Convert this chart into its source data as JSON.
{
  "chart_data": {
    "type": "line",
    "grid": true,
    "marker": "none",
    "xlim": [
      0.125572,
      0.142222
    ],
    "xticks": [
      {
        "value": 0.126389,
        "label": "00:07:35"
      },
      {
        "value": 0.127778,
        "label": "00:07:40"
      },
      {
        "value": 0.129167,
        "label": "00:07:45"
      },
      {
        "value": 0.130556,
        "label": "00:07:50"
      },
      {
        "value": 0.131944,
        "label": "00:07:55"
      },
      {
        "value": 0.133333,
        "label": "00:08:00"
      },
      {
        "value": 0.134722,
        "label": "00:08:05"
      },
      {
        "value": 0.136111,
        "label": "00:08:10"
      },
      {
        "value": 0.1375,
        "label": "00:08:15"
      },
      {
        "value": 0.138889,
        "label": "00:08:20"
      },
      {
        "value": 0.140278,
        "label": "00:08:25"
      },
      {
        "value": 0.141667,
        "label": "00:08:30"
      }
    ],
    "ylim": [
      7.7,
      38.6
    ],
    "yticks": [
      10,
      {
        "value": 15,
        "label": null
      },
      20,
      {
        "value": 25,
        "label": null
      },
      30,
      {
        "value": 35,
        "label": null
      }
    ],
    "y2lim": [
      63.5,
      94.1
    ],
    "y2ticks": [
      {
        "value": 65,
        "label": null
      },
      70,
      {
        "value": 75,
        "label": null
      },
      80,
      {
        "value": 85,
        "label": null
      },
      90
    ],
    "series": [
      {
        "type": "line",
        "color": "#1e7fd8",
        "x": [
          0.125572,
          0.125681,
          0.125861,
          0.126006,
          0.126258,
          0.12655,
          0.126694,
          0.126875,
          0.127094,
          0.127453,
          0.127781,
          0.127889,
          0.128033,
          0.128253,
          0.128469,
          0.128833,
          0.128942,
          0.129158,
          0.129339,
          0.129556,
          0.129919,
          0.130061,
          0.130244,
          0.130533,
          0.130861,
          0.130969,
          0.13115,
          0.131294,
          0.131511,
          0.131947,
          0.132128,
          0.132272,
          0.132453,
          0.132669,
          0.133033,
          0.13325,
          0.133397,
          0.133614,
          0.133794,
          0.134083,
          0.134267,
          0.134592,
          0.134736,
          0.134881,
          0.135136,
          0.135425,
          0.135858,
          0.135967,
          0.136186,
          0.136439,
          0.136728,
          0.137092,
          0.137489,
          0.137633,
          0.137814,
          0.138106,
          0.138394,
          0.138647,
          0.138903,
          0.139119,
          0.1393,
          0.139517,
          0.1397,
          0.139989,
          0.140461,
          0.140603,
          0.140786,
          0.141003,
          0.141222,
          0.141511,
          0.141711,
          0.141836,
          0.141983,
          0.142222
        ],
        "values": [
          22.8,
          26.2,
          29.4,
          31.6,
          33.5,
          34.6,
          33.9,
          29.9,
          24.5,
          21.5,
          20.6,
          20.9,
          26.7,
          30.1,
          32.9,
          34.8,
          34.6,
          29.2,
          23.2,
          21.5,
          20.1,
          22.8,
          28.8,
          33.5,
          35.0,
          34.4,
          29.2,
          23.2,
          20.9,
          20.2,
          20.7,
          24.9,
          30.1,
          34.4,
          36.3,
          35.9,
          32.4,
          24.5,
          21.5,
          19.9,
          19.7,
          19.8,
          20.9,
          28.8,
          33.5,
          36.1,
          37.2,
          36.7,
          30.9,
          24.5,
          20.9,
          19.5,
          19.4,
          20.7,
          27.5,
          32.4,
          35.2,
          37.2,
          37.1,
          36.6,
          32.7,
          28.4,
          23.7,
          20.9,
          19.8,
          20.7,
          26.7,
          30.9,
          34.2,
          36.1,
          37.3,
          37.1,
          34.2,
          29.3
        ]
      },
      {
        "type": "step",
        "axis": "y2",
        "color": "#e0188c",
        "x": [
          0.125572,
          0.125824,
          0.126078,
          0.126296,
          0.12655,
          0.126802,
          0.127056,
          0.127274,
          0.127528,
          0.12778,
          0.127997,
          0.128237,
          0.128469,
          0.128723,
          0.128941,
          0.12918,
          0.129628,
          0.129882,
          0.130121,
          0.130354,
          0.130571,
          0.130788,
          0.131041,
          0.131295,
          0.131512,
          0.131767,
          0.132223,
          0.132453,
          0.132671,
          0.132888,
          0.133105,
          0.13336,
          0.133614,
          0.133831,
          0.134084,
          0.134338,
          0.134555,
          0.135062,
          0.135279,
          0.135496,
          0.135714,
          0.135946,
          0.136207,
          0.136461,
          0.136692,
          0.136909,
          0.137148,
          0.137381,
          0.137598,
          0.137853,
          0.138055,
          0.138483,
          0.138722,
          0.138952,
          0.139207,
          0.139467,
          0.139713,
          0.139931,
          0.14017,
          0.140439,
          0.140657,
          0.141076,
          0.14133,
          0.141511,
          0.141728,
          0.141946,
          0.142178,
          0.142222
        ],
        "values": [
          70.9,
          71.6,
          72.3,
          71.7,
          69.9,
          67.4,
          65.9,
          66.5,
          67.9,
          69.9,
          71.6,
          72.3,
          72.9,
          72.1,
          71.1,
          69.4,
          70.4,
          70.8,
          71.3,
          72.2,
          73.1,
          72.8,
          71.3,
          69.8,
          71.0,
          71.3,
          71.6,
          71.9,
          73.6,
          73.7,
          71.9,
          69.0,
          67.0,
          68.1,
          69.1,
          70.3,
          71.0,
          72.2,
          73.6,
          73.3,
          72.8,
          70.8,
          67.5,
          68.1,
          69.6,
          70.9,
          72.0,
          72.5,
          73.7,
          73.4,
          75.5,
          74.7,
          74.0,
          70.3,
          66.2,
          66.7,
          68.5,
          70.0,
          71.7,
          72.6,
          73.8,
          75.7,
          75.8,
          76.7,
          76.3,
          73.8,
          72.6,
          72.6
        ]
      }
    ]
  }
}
--------
Set down the listing in full, keeping every word exactly as it is.

Convert this chart into its source data as JSON.
{
  "chart_data": {
    "type": "line",
    "grid": true,
    "marker": "none",
    "xlim": [
      0.125572,
      0.142222
    ],
    "xticks": [
      {
        "value": 0.126389,
        "label": "00:07:35"
      },
      {
        "value": 0.127778,
        "label": "00:07:40"
      },
      {
        "value": 0.129167,
        "label": "00:07:45"
      },
      {
        "value": 0.130556,
        "label": "00:07:50"
      },
      {
        "value": 0.131944,
        "label": "00:07:55"
      },
      {
        "value": 0.133333,
        "label": "00:08:00"
      },
      {
        "value": 0.134722,
        "label": "00:08:05"
      },
      {
        "value": 0.136111,
        "label": "00:08:10"
      },
      {
        "value": 0.1375,
        "label": "00:08:15"
      },
      {
        "value": 0.138889,
        "label": "00:08:20"
      },
      {
        "value": 0.140278,
        "label": "00:08:25"
      },
      {
        "value": 0.141667,
        "label": "00:08:30"
      }
    ],
    "ylim": [
      7.7,
      38.6
    ],
    "yticks": [
      10,
      {
        "value": 15,
        "label": null
      },
      20,
      {
        "value": 25,
        "label": null
      },
      30,
      {
        "value": 35,
        "label": null
      }
    ],
    "y2lim": [
      63.5,
      94.1
    ],
    "y2ticks": [
      {
        "value": 65,
        "label": null
      },
      70,
      {
        "value": 75,
        "label": null
      },
      80,
      {
        "value": 85,
        "label": null
      },
      90
    ],
    "series": [
      {
        "type": "line",
        "color": "#1e7fd8",
        "x": [
          0.125572,
          0.125681,
          0.125861,
          0.126006,
          0.126258,
          0.12655,
          0.126694,
          0.126875,
          0.127094,
          0.127453,
          0.127781,
          0.127889,
          0.128033,
          0.128253,
          0.128469,
          0.128833,
          0.128942,
          0.129158,
          0.129339,
          0.129556,
          0.129919,
          0.130061,
          0.130244,
          0.130533,
          0.130861,
          0.130969,
          0.13115,
          0.131294,
          0.131511,
          0.131947,
          0.132128,
          0.132272,
          0.132453,
          0.132669,
          0.133033,
          0.13325,
          0.133397,
          0.133614,
          0.133794,
          0.134083,
          0.134267,
          0.134592,
          0.134736,
          0.134881,
          0.135136,
          0.135425,
          0.135858,
          0.135967,
          0.136186,
          0.136439,
          0.136728,
          0.137092,
          0.137489,
          0.137633,
          0.137814,
          0.138106,
          0.138394,
          0.138647,
          0.138903,
          0.139119,
          0.1393,
          0.139517,
          0.1397,
          0.139989,
          0.140461,
          0.140603,
          0.140786,
          0.141003,
          0.141222,
          0.141511,
          0.141711,
          0.141836,
          0.141983,
          0.142222
        ],
        "values": [
          22.8,
          26.2,
          29.4,
          31.6,
          33.5,
          34.6,
          33.9,
          29.9,
          24.5,
          21.5,
          20.6,
          20.9,
          26.7,
          30.1,
          32.9,
          34.8,
          34.6,
          29.2,
          23.2,
          21.5,
          20.1,
          22.8,
          28.8,
          33.5,
          35.0,
          34.4,
          29.2,
          23.2,
          20.9,
          20.2,
          20.7,
          24.9,
          30.1,
          34.4,
          36.3,
          35.9,
          32.4,
          24.5,
          21.5,
          19.9,
          19.7,
          19.8,
          20.9,
          28.8,
          33.5,
          36.1,
          37.2,
          36.7,
          30.9,
          24.5,
          20.9,
          19.5,
          19.4,
          20.7,
          27.5,
          32.4,
          35.2,
          37.2,
          37.1,
          36.6,
          32.7,
          28.4,
          23.7,
          20.9,
          19.8,
          20.7,
          26.7,
          30.9,
          34.2,
          36.1,
          37.3,
          37.1,
          34.2,
          29.3
        ]
      },
      {
        "type": "step",
        "axis": "y2",
        "color": "#e0188c",
        "x": [
          0.125572,
          0.125824,
          0.126078,
          0.126296,
          0.12655,
          0.126802,
          0.127056,
          0.127274,
          0.127528,
          0.12778,
          0.127997,
          0.128237,
          0.128469,
          0.128723,
          0.128941,
          0.12918,
          0.129628,
          0.129882,
          0.130121,
          0.130354,
          0.130571,
          0.130788,
          0.131041,
          0.131295,
          0.131512,
          0.131767,
          0.132223,
          0.132453,
          0.132671,
          0.132888,
          0.133105,
          0.13336,
          0.133614,
          0.133831,
          0.134084,
          0.134338,
          0.134555,
          0.135062,
          0.135279,
          0.135496,
          0.135714,
          0.135946,
          0.136207,
          0.136461,
          0.136692,
          0.136909,
          0.137148,
          0.137381,
          0.137598,
          0.137853,
          0.138055,
          0.138483,
          0.138722,
          0.138952,
          0.139207,
          0.139467,
          0.139713,
          0.139931,
          0.14017,
          0.140439,
          0.140657,
          0.141076,
          0.14133,
          0.141511,
          0.141728,
          0.141946,
          0.142178,
          0.142222
        ],
        "values": [
          70.9,
          71.6,
          72.3,
          71.7,
          69.9,
          67.4,
          65.9,
          66.5,
          67.9,
          69.9,
          71.6,
          72.3,
          72.9,
          72.1,
          71.1,
          69.4,
          70.4,
          70.8,
          71.3,
          72.2,
          73.1,
          72.8,
          71.3,
          69.8,
          71.0,
          71.3,
          71.6,
          71.9,
          73.6,
          73.7,
          71.9,
          69.0,
          67.0,
          68.1,
          69.1,
          70.3,
          71.0,
          72.2,
          73.6,
          73.3,
          72.8,
          70.8,
          67.5,
          68.1,
          69.6,
          70.9,
          72.0,
          72.5,
          73.7,
          73.4,
          75.5,
          74.7,
          74.0,
          70.3,
          66.2,
          66.7,
          68.5,
          70.0,
          71.7,
          72.6,
          73.8,
          75.7,
          75.8,
          76.7,
          76.3,
          73.8,
          72.6,
          72.6
        ]
      }
    ]
  }
}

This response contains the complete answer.